## begin MATERIAL SHOWN

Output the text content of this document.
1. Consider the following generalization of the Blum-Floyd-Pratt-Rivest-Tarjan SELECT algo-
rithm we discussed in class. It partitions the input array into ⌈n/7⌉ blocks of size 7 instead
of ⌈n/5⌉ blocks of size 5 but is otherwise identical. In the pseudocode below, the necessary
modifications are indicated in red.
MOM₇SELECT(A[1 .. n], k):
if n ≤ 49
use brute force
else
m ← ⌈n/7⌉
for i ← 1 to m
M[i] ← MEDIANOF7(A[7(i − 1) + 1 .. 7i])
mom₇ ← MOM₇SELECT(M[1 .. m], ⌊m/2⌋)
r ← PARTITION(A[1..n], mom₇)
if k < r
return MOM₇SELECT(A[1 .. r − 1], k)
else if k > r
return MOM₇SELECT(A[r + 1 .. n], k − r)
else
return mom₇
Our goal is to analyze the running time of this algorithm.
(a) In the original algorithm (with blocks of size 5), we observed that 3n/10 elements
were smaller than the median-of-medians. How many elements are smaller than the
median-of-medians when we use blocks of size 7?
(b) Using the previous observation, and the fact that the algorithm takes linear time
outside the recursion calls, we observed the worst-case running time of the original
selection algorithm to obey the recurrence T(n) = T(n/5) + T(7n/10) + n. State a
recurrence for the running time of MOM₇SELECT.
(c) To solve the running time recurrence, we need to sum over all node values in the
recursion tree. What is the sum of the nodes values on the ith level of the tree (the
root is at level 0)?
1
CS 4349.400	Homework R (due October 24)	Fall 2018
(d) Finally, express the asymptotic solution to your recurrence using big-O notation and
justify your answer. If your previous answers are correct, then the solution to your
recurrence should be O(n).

## end MATERIAL SHOWN

_EXERCISE DESCRIPTION_
Output the data above exactly, please, line for line.

_OUTPUT_
Output the text content of this document.
1. Consider the following generalization of the Blum-Floyd-Pratt-Rivest-Tarjan SELECT algo-
rithm we discussed in class. It partitions the input array into ⌈n/7⌉ blocks of size 7 instead
of ⌈n/5⌉ blocks of size 5 but is otherwise identical. In the pseudocode below, the necessary
modifications are indicated in red.
MOM₇SELECT(A[1 .. n], k):
if n ≤ 49
use brute force
else
m ← ⌈n/7⌉
for i ← 1 to m
M[i] ← MEDIANOF7(A[7(i − 1) + 1 .. 7i])
mom₇ ← MOM₇SELECT(M[1 .. m], ⌊m/2⌋)
r ← PARTITION(A[1..n], mom₇)
if k < r
return MOM₇SELECT(A[1 .. r − 1], k)
else if k > r
return MOM₇SELECT(A[r + 1 .. n], k − r)
else
return mom₇
Our goal is to analyze the running time of this algorithm.
(a) In the original algorithm (with blocks of size 5), we observed that 3n/10 elements
were smaller than the median-of-medians. How many elements are smaller than the
median-of-medians when we use blocks of size 7?
(b) Using the previous observation, and the fact that the algorithm takes linear time
outside the recursion calls, we observed the worst-case running time of the original
selection algorithm to obey the recurrence T(n) = T(n/5) + T(7n/10) + n. State a
recurrence for the running time of MOM₇SELECT.
(c) To solve the running time recurrence, we need to sum over all node values in the
recursion tree. What is the sum of the nodes values on the ith level of the tree (the
root is at level 0)?
1
CS 4349.400	Homework R (due October 24)	Fall 2018
(d) Finally, express the asymptotic solution to your recurrence using big-O notation and
justify your answer. If your previous answers are correct, then the solution to your
recurrence should be O(n).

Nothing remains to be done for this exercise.